■ **Objective**
Write out all of the entries exactly, please.

■ **Input records**
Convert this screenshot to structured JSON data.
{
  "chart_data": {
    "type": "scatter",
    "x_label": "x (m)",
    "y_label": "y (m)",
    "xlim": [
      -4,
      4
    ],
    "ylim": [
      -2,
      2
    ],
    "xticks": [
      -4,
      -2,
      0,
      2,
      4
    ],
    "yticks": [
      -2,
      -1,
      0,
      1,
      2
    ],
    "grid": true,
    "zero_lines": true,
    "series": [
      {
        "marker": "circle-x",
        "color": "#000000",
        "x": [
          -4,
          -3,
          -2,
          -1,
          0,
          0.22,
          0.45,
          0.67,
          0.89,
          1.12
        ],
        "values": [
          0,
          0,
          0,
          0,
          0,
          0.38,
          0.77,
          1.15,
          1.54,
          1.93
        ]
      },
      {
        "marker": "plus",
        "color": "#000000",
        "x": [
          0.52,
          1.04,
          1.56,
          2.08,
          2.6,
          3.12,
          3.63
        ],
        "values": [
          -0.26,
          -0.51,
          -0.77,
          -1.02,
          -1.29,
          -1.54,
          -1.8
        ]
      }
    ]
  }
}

■ **Reply to the exercise**
Convert this screenshot to structured JSON data.
{
  "chart_data": {
    "type": "scatter",
    "x_label": "x (m)",
    "y_label": "y (m)",
    "xlim": [
      -4,
      4
    ],
    "ylim": [
      -2,
      2
    ],
    "xticks": [
      -4,
      -2,
      0,
      2,
      4
    ],
    "yticks": [
      -2,
      -1,
      0,
      1,
      2
    ],
    "grid": true,
    "zero_lines": true,
    "series": [
      {
        "marker": "circle-x",
        "color": "#000000",
        "x": [
          -4,
          -3,
          -2,
          -1,
          0,
          0.22,
          0.45,
          0.67,
          0.89,
          1.12
        ],
        "values": [
          0,
          0,
          0,
          0,
          0,
          0.38,
          0.77,
          1.15,
          1.54,
          1.93
        ]
      },
      {
        "marker": "plus",
        "color": "#000000",
        "x": [
          0.52,
          1.04,
          1.56,
          2.08,
          2.6,
          3.12,
          3.63
        ],
        "values": [
          -0.26,
          -0.51,
          -0.77,
          -1.02,
          -1.29,
          -1.54,
          -1.8
        ]
      }
    ]
  }
}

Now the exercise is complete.